[Task brief]
Transcribe the material exactly. Images do not belong in the copy.

[Supplied records]
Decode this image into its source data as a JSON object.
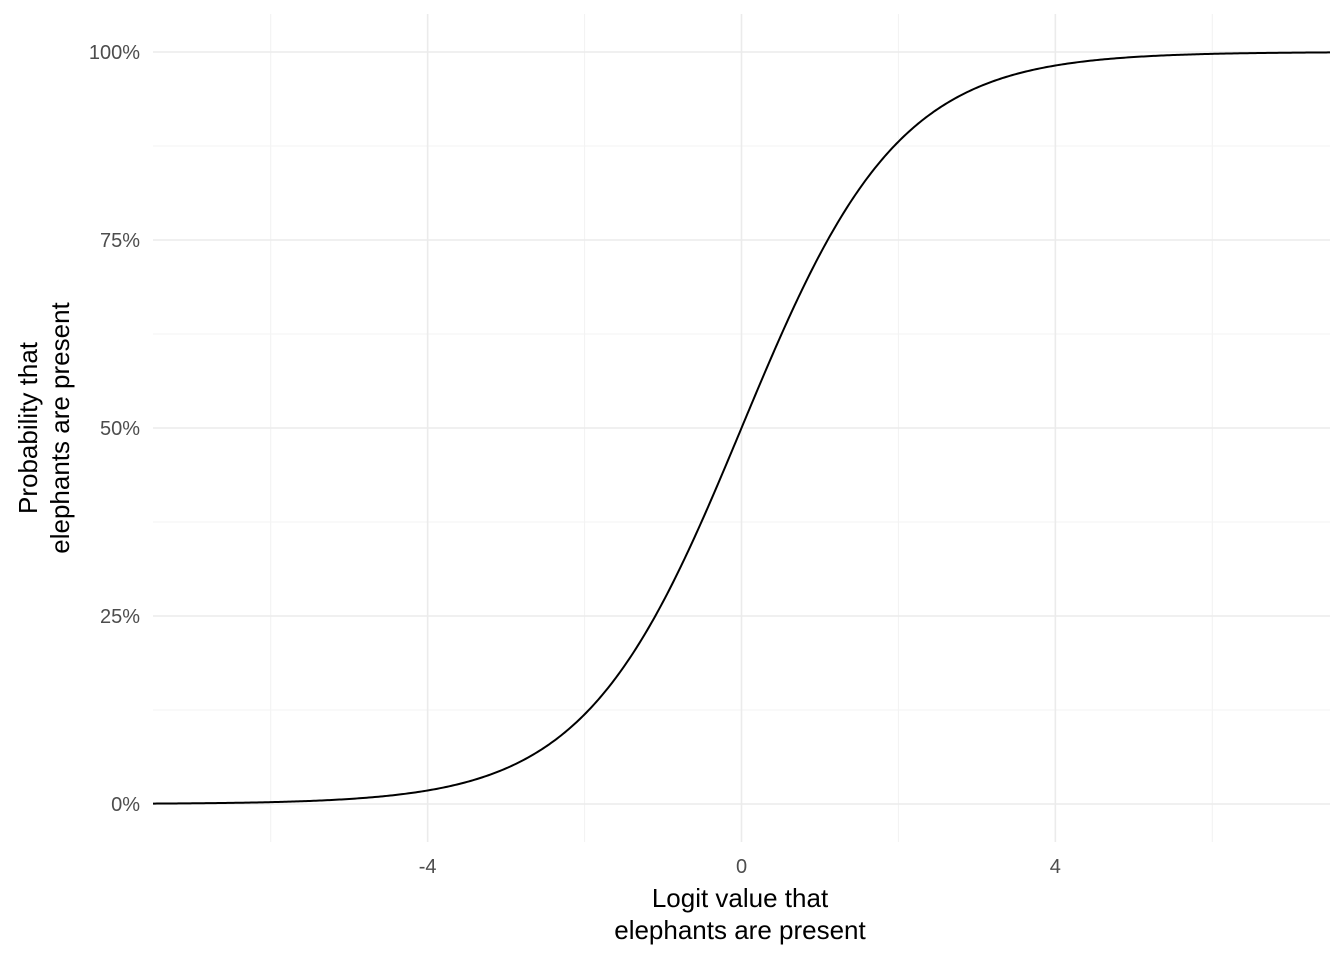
{
  "chart_data": {
    "type": "line",
    "function": "logistic",
    "xlabel": [
      "Logit value that",
      "elephants are present"
    ],
    "ylabel": [
      "Probability that",
      "elephants are present"
    ],
    "xlim": [
      -7.5,
      7.5
    ],
    "ylim": [
      0,
      1
    ],
    "x_ticks": [
      {
        "value": -4,
        "label": "-4"
      },
      {
        "value": 0,
        "label": "0"
      },
      {
        "value": 4,
        "label": "4"
      }
    ],
    "x_minor": [
      -6,
      -2,
      2,
      6
    ],
    "y_ticks": [
      {
        "value": 0,
        "label": "0%"
      },
      {
        "value": 0.25,
        "label": "25%"
      },
      {
        "value": 0.5,
        "label": "50%"
      },
      {
        "value": 0.75,
        "label": "75%"
      },
      {
        "value": 1,
        "label": "100%"
      }
    ],
    "y_minor": [
      0.125,
      0.375,
      0.625,
      0.875
    ],
    "series": [
      {
        "x": [
          -7.5,
          -7,
          -6.5,
          -6,
          -5.5,
          -5,
          -4.5,
          -4,
          -3.5,
          -3,
          -2.5,
          -2,
          -1.5,
          -1,
          -0.5,
          0,
          0.5,
          1,
          1.5,
          2,
          2.5,
          3,
          3.5,
          4,
          4.5,
          5,
          5.5,
          6,
          6.5,
          7,
          7.5
        ],
        "values": [
          0.001,
          0.001,
          0.002,
          0.002,
          0.004,
          0.007,
          0.011,
          0.018,
          0.029,
          0.047,
          0.076,
          0.119,
          0.182,
          0.269,
          0.378,
          0.5,
          0.622,
          0.731,
          0.818,
          0.881,
          0.924,
          0.953,
          0.971,
          0.982,
          0.989,
          0.993,
          0.996,
          0.998,
          0.998,
          0.999,
          0.999
        ]
      }
    ],
    "grid": true,
    "legend": "none",
    "line_color": "#000000"
  }
}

[Reply to the exercise]
Decode this image into its source data as a JSON object.
{
  "chart_data": {
    "type": "line",
    "function": "logistic",
    "xlabel": [
      "Logit value that",
      "elephants are present"
    ],
    "ylabel": [
      "Probability that",
      "elephants are present"
    ],
    "xlim": [
      -7.5,
      7.5
    ],
    "ylim": [
      0,
      1
    ],
    "x_ticks": [
      {
        "value": -4,
        "label": "-4"
      },
      {
        "value": 0,
        "label": "0"
      },
      {
        "value": 4,
        "label": "4"
      }
    ],
    "x_minor": [
      -6,
      -2,
      2,
      6
    ],
    "y_ticks": [
      {
        "value": 0,
        "label": "0%"
      },
      {
        "value": 0.25,
        "label": "25%"
      },
      {
        "value": 0.5,
        "label": "50%"
      },
      {
        "value": 0.75,
        "label": "75%"
      },
      {
        "value": 1,
        "label": "100%"
      }
    ],
    "y_minor": [
      0.125,
      0.375,
      0.625,
      0.875
    ],
    "series": [
      {
        "x": [
          -7.5,
          -7,
          -6.5,
          -6,
          -5.5,
          -5,
          -4.5,
          -4,
          -3.5,
          -3,
          -2.5,
          -2,
          -1.5,
          -1,
          -0.5,
          0,
          0.5,
          1,
          1.5,
          2,
          2.5,
          3,
          3.5,
          4,
          4.5,
          5,
          5.5,
          6,
          6.5,
          7,
          7.5
        ],
        "values": [
          0.001,
          0.001,
          0.002,
          0.002,
          0.004,
          0.007,
          0.011,
          0.018,
          0.029,
          0.047,
          0.076,
          0.119,
          0.182,
          0.269,
          0.378,
          0.5,
          0.622,
          0.731,
          0.818,
          0.881,
          0.924,
          0.953,
          0.971,
          0.982,
          0.989,
          0.993,
          0.996,
          0.998,
          0.998,
          0.999,
          0.999
        ]
      }
    ],
    "grid": true,
    "legend": "none",
    "line_color": "#000000"
  }
}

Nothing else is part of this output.